══ STORED ROWS ══

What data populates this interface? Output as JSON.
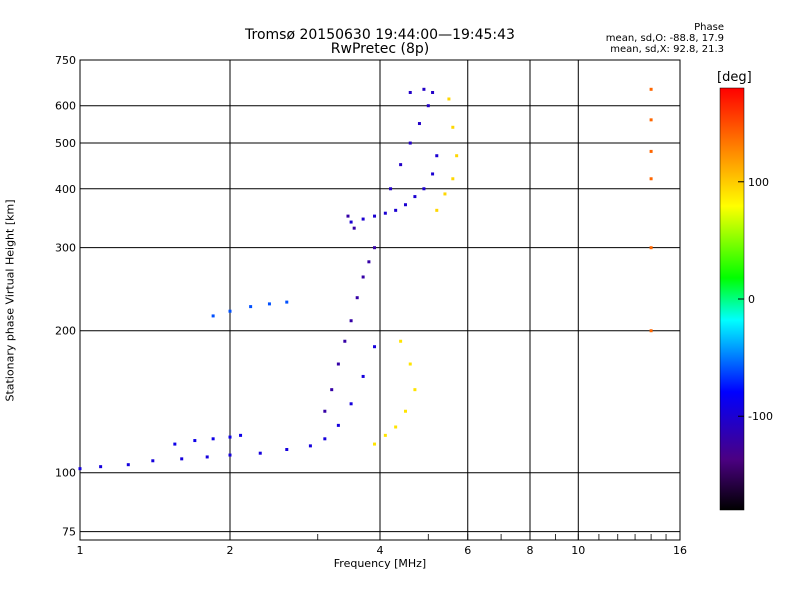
{
  "chart_data": {
    "type": "scatter",
    "title": "Tromsø 20150630 19:44:00—19:45:43",
    "subtitle": "RwPretec (8p)",
    "xlabel": "Frequency [MHz]",
    "ylabel": "Stationary phase Virtual Height [km]",
    "xscale": "log",
    "yscale": "log",
    "xlim": [
      1,
      16
    ],
    "ylim": [
      72,
      750
    ],
    "xticks": [
      1,
      2,
      4,
      6,
      8,
      10,
      16
    ],
    "yticks": [
      75,
      100,
      200,
      300,
      400,
      500,
      600,
      750
    ],
    "grid": true,
    "stats_header": "Phase",
    "stats": [
      "mean, sd,O: -88.8, 17.9",
      "mean, sd,X:  92.8, 21.3"
    ],
    "colorbar": {
      "label": "[deg]",
      "range": [
        -180,
        180
      ],
      "ticks": [
        100,
        0,
        -100
      ]
    },
    "series": [
      {
        "phase": -95,
        "x": [
          1.0,
          1.1,
          1.25,
          1.4,
          1.6,
          1.8,
          2.0,
          2.3,
          2.6,
          2.9,
          3.1,
          3.3,
          3.5,
          3.7,
          3.9
        ],
        "y": [
          102,
          103,
          104,
          106,
          107,
          108,
          109,
          110,
          112,
          114,
          118,
          126,
          140,
          160,
          185
        ]
      },
      {
        "phase": -90,
        "x": [
          1.55,
          1.7,
          1.85,
          2.0,
          2.1
        ],
        "y": [
          115,
          117,
          118,
          119,
          120
        ]
      },
      {
        "phase": -120,
        "x": [
          3.1,
          3.2,
          3.3,
          3.4,
          3.5,
          3.6,
          3.7,
          3.8,
          3.9,
          3.55,
          3.45
        ],
        "y": [
          135,
          150,
          170,
          190,
          210,
          235,
          260,
          280,
          300,
          330,
          350
        ]
      },
      {
        "phase": -100,
        "x": [
          3.5,
          3.7,
          3.9,
          4.1,
          4.3,
          4.5,
          4.7,
          4.9,
          5.1,
          5.2
        ],
        "y": [
          340,
          345,
          350,
          355,
          360,
          370,
          385,
          400,
          430,
          470
        ]
      },
      {
        "phase": -105,
        "x": [
          4.2,
          4.4,
          4.6,
          4.8,
          5.0,
          5.1,
          4.9,
          4.6
        ],
        "y": [
          400,
          450,
          500,
          550,
          600,
          640,
          650,
          640
        ]
      },
      {
        "phase": 90,
        "x": [
          3.9,
          4.1,
          4.3,
          4.5,
          4.7,
          4.6,
          4.4
        ],
        "y": [
          115,
          120,
          125,
          135,
          150,
          170,
          190
        ]
      },
      {
        "phase": 95,
        "x": [
          5.2,
          5.4,
          5.6,
          5.7,
          5.6,
          5.5
        ],
        "y": [
          360,
          390,
          420,
          470,
          540,
          620
        ]
      },
      {
        "phase": 140,
        "x": [
          14.0,
          14.0,
          14.0,
          14.0,
          14.0,
          14.0
        ],
        "y": [
          650,
          560,
          480,
          420,
          300,
          200
        ]
      },
      {
        "phase": -60,
        "x": [
          1.85,
          2.0,
          2.2,
          2.4,
          2.6
        ],
        "y": [
          215,
          220,
          225,
          228,
          230
        ]
      }
    ]
  }
}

═══

PROMPT =
Your task is to repeat the data above exactly while excluding the pictures.

SOLUTION FOR THIS PROBLEM =
What data populates this interface? Output as JSON.
{
  "chart_data": {
    "type": "scatter",
    "title": "Tromsø 20150630 19:44:00—19:45:43",
    "subtitle": "RwPretec (8p)",
    "xlabel": "Frequency [MHz]",
    "ylabel": "Stationary phase Virtual Height [km]",
    "xscale": "log",
    "yscale": "log",
    "xlim": [
      1,
      16
    ],
    "ylim": [
      72,
      750
    ],
    "xticks": [
      1,
      2,
      4,
      6,
      8,
      10,
      16
    ],
    "yticks": [
      75,
      100,
      200,
      300,
      400,
      500,
      600,
      750
    ],
    "grid": true,
    "stats_header": "Phase",
    "stats": [
      "mean, sd,O: -88.8, 17.9",
      "mean, sd,X:  92.8, 21.3"
    ],
    "colorbar": {
      "label": "[deg]",
      "range": [
        -180,
        180
      ],
      "ticks": [
        100,
        0,
        -100
      ]
    },
    "series": [
      {
        "phase": -95,
        "x": [
          1.0,
          1.1,
          1.25,
          1.4,
          1.6,
          1.8,
          2.0,
          2.3,
          2.6,
          2.9,
          3.1,
          3.3,
          3.5,
          3.7,
          3.9
        ],
        "y": [
          102,
          103,
          104,
          106,
          107,
          108,
          109,
          110,
          112,
          114,
          118,
          126,
          140,
          160,
          185
        ]
      },
      {
        "phase": -90,
        "x": [
          1.55,
          1.7,
          1.85,
          2.0,
          2.1
        ],
        "y": [
          115,
          117,
          118,
          119,
          120
        ]
      },
      {
        "phase": -120,
        "x": [
          3.1,
          3.2,
          3.3,
          3.4,
          3.5,
          3.6,
          3.7,
          3.8,
          3.9,
          3.55,
          3.45
        ],
        "y": [
          135,
          150,
          170,
          190,
          210,
          235,
          260,
          280,
          300,
          330,
          350
        ]
      },
      {
        "phase": -100,
        "x": [
          3.5,
          3.7,
          3.9,
          4.1,
          4.3,
          4.5,
          4.7,
          4.9,
          5.1,
          5.2
        ],
        "y": [
          340,
          345,
          350,
          355,
          360,
          370,
          385,
          400,
          430,
          470
        ]
      },
      {
        "phase": -105,
        "x": [
          4.2,
          4.4,
          4.6,
          4.8,
          5.0,
          5.1,
          4.9,
          4.6
        ],
        "y": [
          400,
          450,
          500,
          550,
          600,
          640,
          650,
          640
        ]
      },
      {
        "phase": 90,
        "x": [
          3.9,
          4.1,
          4.3,
          4.5,
          4.7,
          4.6,
          4.4
        ],
        "y": [
          115,
          120,
          125,
          135,
          150,
          170,
          190
        ]
      },
      {
        "phase": 95,
        "x": [
          5.2,
          5.4,
          5.6,
          5.7,
          5.6,
          5.5
        ],
        "y": [
          360,
          390,
          420,
          470,
          540,
          620
        ]
      },
      {
        "phase": 140,
        "x": [
          14.0,
          14.0,
          14.0,
          14.0,
          14.0,
          14.0
        ],
        "y": [
          650,
          560,
          480,
          420,
          300,
          200
        ]
      },
      {
        "phase": -60,
        "x": [
          1.85,
          2.0,
          2.2,
          2.4,
          2.6
        ],
        "y": [
          215,
          220,
          225,
          228,
          230
        ]
      }
    ]
  }
}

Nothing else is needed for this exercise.